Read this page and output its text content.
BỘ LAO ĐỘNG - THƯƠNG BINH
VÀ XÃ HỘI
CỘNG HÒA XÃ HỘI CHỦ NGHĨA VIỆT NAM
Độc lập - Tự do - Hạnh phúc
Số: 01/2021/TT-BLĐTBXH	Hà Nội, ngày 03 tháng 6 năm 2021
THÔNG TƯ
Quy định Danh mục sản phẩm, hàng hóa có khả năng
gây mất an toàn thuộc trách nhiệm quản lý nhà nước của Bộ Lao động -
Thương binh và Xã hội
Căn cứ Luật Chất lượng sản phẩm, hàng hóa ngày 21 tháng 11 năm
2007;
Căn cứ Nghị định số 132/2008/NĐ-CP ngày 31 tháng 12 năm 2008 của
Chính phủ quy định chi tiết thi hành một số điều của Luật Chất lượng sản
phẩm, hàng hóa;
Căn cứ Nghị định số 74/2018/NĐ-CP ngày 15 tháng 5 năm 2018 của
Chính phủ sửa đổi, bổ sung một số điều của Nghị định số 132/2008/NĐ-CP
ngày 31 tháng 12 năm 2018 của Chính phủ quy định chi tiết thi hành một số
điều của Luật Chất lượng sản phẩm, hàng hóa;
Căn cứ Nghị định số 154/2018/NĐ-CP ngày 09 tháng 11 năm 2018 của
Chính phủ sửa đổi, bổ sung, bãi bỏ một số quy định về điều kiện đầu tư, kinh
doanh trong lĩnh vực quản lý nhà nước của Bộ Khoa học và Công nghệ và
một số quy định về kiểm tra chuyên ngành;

...

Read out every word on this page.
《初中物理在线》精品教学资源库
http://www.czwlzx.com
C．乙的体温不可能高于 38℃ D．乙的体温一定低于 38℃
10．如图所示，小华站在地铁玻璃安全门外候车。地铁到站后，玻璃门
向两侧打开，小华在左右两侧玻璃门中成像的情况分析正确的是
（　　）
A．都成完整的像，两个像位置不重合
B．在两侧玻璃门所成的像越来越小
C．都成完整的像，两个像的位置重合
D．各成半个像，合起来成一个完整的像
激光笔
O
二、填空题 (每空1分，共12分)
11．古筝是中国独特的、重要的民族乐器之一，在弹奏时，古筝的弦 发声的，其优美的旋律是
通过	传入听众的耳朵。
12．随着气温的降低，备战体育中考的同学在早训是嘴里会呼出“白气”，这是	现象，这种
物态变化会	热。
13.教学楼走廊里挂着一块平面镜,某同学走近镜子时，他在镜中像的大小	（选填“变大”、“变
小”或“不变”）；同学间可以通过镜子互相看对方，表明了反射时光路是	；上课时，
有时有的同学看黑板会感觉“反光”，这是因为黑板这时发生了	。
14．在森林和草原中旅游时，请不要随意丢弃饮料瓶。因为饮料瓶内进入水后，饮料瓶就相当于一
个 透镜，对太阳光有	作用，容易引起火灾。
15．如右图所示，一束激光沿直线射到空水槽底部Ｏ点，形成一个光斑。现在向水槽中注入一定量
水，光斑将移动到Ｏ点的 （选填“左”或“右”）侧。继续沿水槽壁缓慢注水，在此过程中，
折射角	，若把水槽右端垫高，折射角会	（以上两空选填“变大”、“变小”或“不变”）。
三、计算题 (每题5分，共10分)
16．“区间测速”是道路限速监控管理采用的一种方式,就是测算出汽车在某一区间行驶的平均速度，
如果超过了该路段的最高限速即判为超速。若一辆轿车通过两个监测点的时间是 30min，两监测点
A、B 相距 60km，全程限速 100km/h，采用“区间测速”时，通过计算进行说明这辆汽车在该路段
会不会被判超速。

--

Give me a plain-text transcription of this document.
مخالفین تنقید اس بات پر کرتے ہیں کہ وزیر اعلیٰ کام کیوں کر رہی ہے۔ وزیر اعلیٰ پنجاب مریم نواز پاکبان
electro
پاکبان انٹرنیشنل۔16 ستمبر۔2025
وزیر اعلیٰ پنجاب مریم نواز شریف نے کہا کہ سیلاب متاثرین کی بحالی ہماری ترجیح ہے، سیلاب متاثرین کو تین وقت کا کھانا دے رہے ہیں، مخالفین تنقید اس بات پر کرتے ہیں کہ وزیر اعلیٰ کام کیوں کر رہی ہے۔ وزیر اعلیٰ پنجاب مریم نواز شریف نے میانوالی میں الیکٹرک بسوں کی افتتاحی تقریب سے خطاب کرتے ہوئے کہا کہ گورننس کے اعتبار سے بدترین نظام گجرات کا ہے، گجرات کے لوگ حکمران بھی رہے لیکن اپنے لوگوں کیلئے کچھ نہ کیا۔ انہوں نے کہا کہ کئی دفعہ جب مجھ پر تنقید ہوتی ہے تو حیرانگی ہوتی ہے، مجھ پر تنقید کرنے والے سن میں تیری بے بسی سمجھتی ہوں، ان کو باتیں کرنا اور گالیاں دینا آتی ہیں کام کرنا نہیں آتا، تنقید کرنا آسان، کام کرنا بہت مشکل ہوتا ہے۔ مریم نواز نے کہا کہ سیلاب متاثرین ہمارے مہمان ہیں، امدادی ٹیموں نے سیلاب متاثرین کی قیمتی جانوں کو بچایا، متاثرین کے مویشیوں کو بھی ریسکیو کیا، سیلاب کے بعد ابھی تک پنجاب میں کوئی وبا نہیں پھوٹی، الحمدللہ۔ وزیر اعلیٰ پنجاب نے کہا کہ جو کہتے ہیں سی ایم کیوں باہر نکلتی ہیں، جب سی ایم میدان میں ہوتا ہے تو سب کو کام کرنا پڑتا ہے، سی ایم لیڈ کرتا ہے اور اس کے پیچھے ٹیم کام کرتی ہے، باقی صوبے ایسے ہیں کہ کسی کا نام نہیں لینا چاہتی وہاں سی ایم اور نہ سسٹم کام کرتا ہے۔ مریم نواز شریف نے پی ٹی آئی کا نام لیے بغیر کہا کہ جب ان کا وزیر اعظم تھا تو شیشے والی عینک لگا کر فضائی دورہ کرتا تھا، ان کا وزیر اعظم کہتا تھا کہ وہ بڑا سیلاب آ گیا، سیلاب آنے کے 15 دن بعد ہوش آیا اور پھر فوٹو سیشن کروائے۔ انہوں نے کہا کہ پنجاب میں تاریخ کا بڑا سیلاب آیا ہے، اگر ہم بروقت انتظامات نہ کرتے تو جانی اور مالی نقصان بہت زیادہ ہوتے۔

» GIVEN REQUEST:
Copy each line of the records above that carries the word "tháng".

» REPLY:
Số: 01/2021/TT-BLĐTBXH	Hà Nội, ngày 03 tháng 6 năm 2021
Căn cứ Luật Chất lượng sản phẩm, hàng hóa ngày 21 tháng 11 năm
Căn cứ Nghị định số 132/2008/NĐ-CP ngày 31 tháng 12 năm 2008 của
Căn cứ Nghị định số 74/2018/NĐ-CP ngày 15 tháng 5 năm 2018 của
ngày 31 tháng 12 năm 2018 của Chính phủ quy định chi tiết thi hành một số
Căn cứ Nghị định số 154/2018/NĐ-CP ngày 09 tháng 11 năm 2018 của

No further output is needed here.